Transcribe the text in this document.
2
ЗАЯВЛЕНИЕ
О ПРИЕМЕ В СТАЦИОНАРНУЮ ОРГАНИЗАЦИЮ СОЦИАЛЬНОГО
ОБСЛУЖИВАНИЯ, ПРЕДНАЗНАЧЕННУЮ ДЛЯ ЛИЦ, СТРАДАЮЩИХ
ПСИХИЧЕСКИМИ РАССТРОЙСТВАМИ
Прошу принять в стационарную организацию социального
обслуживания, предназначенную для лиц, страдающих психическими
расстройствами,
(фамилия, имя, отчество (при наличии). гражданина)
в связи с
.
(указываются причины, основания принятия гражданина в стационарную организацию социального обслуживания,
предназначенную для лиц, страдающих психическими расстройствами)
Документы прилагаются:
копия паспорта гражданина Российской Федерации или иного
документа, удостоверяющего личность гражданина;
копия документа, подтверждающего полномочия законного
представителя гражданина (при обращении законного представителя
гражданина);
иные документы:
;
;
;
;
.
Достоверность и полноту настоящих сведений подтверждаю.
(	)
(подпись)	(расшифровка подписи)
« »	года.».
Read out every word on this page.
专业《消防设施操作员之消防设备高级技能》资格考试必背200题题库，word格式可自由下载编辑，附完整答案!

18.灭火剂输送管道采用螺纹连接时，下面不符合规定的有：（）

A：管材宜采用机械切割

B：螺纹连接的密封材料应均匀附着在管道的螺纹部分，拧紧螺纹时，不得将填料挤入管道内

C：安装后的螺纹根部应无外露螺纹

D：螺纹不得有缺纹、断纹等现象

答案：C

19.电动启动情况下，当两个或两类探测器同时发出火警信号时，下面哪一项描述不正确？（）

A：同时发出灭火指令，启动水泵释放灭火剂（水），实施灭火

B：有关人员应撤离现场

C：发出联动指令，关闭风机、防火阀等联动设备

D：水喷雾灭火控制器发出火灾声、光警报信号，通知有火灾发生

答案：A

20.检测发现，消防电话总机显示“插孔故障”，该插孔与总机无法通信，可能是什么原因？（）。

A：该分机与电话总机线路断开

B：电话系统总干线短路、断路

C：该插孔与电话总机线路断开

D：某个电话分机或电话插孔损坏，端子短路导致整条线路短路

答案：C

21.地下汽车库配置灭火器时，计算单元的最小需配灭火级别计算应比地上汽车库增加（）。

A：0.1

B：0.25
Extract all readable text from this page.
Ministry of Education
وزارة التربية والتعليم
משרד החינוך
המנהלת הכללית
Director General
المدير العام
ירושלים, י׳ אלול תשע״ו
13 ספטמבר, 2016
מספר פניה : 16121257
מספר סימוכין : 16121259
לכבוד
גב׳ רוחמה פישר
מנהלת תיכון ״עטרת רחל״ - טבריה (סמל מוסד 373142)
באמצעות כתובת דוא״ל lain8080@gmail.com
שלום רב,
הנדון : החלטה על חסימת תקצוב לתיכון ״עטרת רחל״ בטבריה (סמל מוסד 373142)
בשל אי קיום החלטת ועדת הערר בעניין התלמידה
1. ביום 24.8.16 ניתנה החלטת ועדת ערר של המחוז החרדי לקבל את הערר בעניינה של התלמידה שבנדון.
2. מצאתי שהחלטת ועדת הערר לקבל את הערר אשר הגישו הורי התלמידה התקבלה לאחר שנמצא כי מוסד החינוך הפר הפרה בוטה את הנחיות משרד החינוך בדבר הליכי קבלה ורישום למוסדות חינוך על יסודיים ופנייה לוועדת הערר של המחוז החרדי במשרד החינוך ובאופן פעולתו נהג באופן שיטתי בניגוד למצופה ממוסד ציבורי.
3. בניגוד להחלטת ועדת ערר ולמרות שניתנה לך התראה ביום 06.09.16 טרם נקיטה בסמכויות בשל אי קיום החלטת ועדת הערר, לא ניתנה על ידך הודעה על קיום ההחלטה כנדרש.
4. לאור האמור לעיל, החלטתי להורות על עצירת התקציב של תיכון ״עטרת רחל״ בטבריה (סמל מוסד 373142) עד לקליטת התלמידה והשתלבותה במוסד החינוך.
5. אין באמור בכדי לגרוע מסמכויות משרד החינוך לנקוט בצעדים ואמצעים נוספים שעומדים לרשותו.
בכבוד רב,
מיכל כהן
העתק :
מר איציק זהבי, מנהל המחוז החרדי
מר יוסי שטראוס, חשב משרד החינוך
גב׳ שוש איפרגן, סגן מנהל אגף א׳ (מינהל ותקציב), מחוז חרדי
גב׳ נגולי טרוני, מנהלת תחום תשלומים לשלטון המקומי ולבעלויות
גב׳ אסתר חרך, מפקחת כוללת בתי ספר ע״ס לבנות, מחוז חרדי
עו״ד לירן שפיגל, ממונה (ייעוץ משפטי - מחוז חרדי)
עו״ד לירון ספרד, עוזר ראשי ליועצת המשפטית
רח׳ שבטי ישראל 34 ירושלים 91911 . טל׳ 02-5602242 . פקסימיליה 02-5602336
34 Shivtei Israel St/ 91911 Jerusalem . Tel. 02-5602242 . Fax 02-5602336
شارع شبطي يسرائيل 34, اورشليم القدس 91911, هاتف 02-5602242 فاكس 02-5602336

▶ [Prompt]
Above are some records; extract every one of them exactly.

▶ [Completed exercise]
Transcribe the text in this document.
2
ЗАЯВЛЕНИЕ
О ПРИЕМЕ В СТАЦИОНАРНУЮ ОРГАНИЗАЦИЮ СОЦИАЛЬНОГО
ОБСЛУЖИВАНИЯ, ПРЕДНАЗНАЧЕННУЮ ДЛЯ ЛИЦ, СТРАДАЮЩИХ
ПСИХИЧЕСКИМИ РАССТРОЙСТВАМИ
Прошу принять в стационарную организацию социального
обслуживания, предназначенную для лиц, страдающих психическими
расстройствами,
(фамилия, имя, отчество (при наличии). гражданина)
в связи с
.
(указываются причины, основания принятия гражданина в стационарную организацию социального обслуживания,
предназначенную для лиц, страдающих психическими расстройствами)
Документы прилагаются:
копия паспорта гражданина Российской Федерации или иного
документа, удостоверяющего личность гражданина;
копия документа, подтверждающего полномочия законного
представителя гражданина (при обращении законного представителя
гражданина);
иные документы:
;
;
;
;
.
Достоверность и полноту настоящих сведений подтверждаю.
(	)
(подпись)	(расшифровка подписи)
« »	года.».
Read out every word on this page.
专业《消防设施操作员之消防设备高级技能》资格考试必背200题题库，word格式可自由下载编辑，附完整答案!

18.灭火剂输送管道采用螺纹连接时，下面不符合规定的有：（）

A：管材宜采用机械切割

B：螺纹连接的密封材料应均匀附着在管道的螺纹部分，拧紧螺纹时，不得将填料挤入管道内

C：安装后的螺纹根部应无外露螺纹

D：螺纹不得有缺纹、断纹等现象

答案：C

19.电动启动情况下，当两个或两类探测器同时发出火警信号时，下面哪一项描述不正确？（）

A：同时发出灭火指令，启动水泵释放灭火剂（水），实施灭火

B：有关人员应撤离现场

C：发出联动指令，关闭风机、防火阀等联动设备

D：水喷雾灭火控制器发出火灾声、光警报信号，通知有火灾发生

答案：A

20.检测发现，消防电话总机显示“插孔故障”，该插孔与总机无法通信，可能是什么原因？（）。

A：该分机与电话总机线路断开

B：电话系统总干线短路、断路

C：该插孔与电话总机线路断开

D：某个电话分机或电话插孔损坏，端子短路导致整条线路短路

答案：C

21.地下汽车库配置灭火器时，计算单元的最小需配灭火级别计算应比地上汽车库增加（）。

A：0.1

B：0.25
Extract all readable text from this page.
Ministry of Education
وزارة التربية والتعليم
משרד החינוך
המנהלת הכללית
Director General
المدير العام
ירושלים, י׳ אלול תשע״ו
13 ספטמבר, 2016
מספר פניה : 16121257
מספר סימוכין : 16121259
לכבוד
גב׳ רוחמה פישר
מנהלת תיכון ״עטרת רחל״ - טבריה (סמל מוסד 373142)
באמצעות כתובת דוא״ל lain8080@gmail.com
שלום רב,
הנדון : החלטה על חסימת תקצוב לתיכון ״עטרת רחל״ בטבריה (סמל מוסד 373142)
בשל אי קיום החלטת ועדת הערר בעניין התלמידה
1. ביום 24.8.16 ניתנה החלטת ועדת ערר של המחוז החרדי לקבל את הערר בעניינה של התלמידה שבנדון.
2. מצאתי שהחלטת ועדת הערר לקבל את הערר אשר הגישו הורי התלמידה התקבלה לאחר שנמצא כי מוסד החינוך הפר הפרה בוטה את הנחיות משרד החינוך בדבר הליכי קבלה ורישום למוסדות חינוך על יסודיים ופנייה לוועדת הערר של המחוז החרדי במשרד החינוך ובאופן פעולתו נהג באופן שיטתי בניגוד למצופה ממוסד ציבורי.
3. בניגוד להחלטת ועדת ערר ולמרות שניתנה לך התראה ביום 06.09.16 טרם נקיטה בסמכויות בשל אי קיום החלטת ועדת הערר, לא ניתנה על ידך הודעה על קיום ההחלטה כנדרש.
4. לאור האמור לעיל, החלטתי להורות על עצירת התקציב של תיכון ״עטרת רחל״ בטבריה (סמל מוסד 373142) עד לקליטת התלמידה והשתלבותה במוסד החינוך.
5. אין באמור בכדי לגרוע מסמכויות משרד החינוך לנקוט בצעדים ואמצעים נוספים שעומדים לרשותו.
בכבוד רב,
מיכל כהן
העתק :
מר איציק זהבי, מנהל המחוז החרדי
מר יוסי שטראוס, חשב משרד החינוך
גב׳ שוש איפרגן, סגן מנהל אגף א׳ (מינהל ותקציב), מחוז חרדי
גב׳ נגולי טרוני, מנהלת תחום תשלומים לשלטון המקומי ולבעלויות
גב׳ אסתר חרך, מפקחת כוללת בתי ספר ע״ס לבנות, מחוז חרדי
עו״ד לירן שפיגל, ממונה (ייעוץ משפטי - מחוז חרדי)
עו״ד לירון ספרד, עוזר ראשי ליועצת המשפטית
רח׳ שבטי ישראל 34 ירושלים 91911 . טל׳ 02-5602242 . פקסימיליה 02-5602336
34 Shivtei Israel St/ 91911 Jerusalem . Tel. 02-5602242 . Fax 02-5602336
شارع شبطي يسرائيل 34, اورشليم القدس 91911, هاتف 02-5602242 فاكس 02-5602336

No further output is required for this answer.